▶ [EXERCISE] Below is a block of records; return all of them exactly, but without the images.

▶ [EXCERPTED RECORDS]
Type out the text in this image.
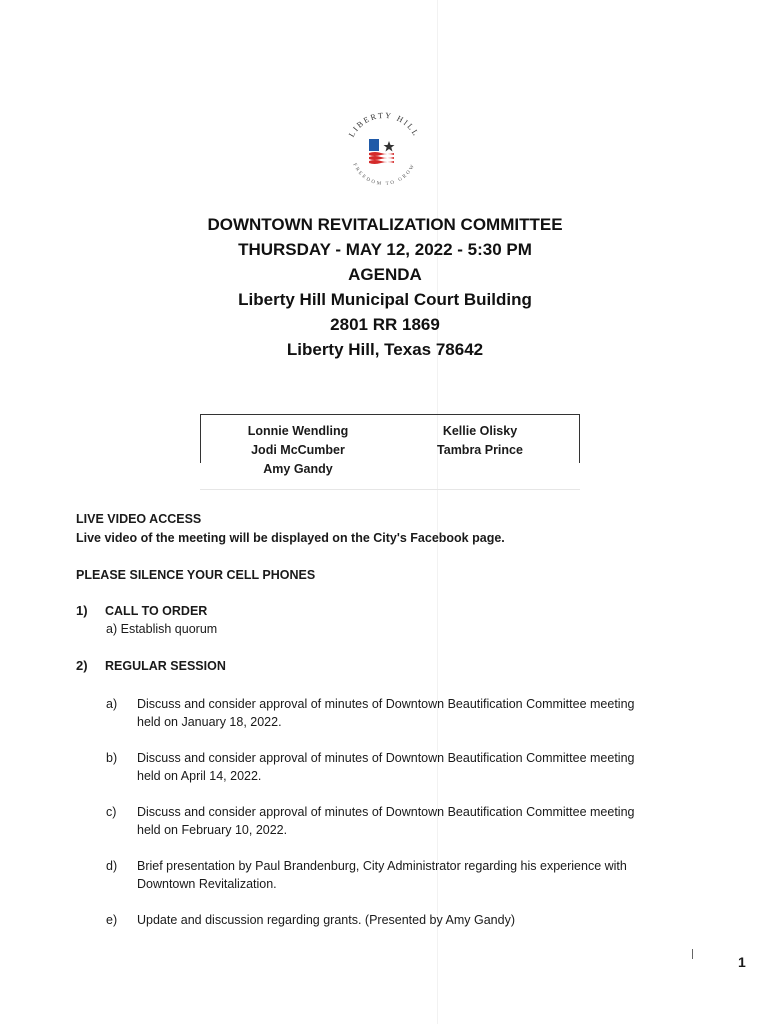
LIBERTY HILL
FREEDOM TO GROW
DOWNTOWN REVITALIZATION COMMITTEE
THURSDAY - MAY 12, 2022 - 5:30 PM
AGENDA
Liberty Hill Municipal Court Building
2801 RR 1869
Liberty Hill, Texas 78642
Lonnie Wendling
Jodi McCumber
Amy Gandy
Kellie Olisky
Tambra Prince
LIVE VIDEO ACCESS
Live video of the meeting will be displayed on the City's Facebook page.
PLEASE SILENCE YOUR CELL PHONES
1) CALL TO ORDER
a) Establish quorum
2) REGULAR SESSION
a) Discuss and consider approval of minutes of Downtown Beautification Committee meeting
held on January 18, 2022.
b) Discuss and consider approval of minutes of Downtown Beautification Committee meeting
held on April 14, 2022.
c) Discuss and consider approval of minutes of Downtown Beautification Committee meeting
held on February 10, 2022.
d) Brief presentation by Paul Brandenburg, City Administrator regarding his experience with
Downtown Revitalization.
e) Update and discussion regarding grants. (Presented by Amy Gandy)
1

▶ [RESPONSE]
Type out the text in this image.
LIBERTY HILL
FREEDOM TO GROW
DOWNTOWN REVITALIZATION COMMITTEE
THURSDAY - MAY 12, 2022 - 5:30 PM
AGENDA
Liberty Hill Municipal Court Building
2801 RR 1869
Liberty Hill, Texas 78642
Lonnie Wendling
Jodi McCumber
Amy Gandy
Kellie Olisky
Tambra Prince
LIVE VIDEO ACCESS
Live video of the meeting will be displayed on the City's Facebook page.
PLEASE SILENCE YOUR CELL PHONES
1) CALL TO ORDER
a) Establish quorum
2) REGULAR SESSION
a) Discuss and consider approval of minutes of Downtown Beautification Committee meeting
held on January 18, 2022.
b) Discuss and consider approval of minutes of Downtown Beautification Committee meeting
held on April 14, 2022.
c) Discuss and consider approval of minutes of Downtown Beautification Committee meeting
held on February 10, 2022.
d) Brief presentation by Paul Brandenburg, City Administrator regarding his experience with
Downtown Revitalization.
e) Update and discussion regarding grants. (Presented by Amy Gandy)
1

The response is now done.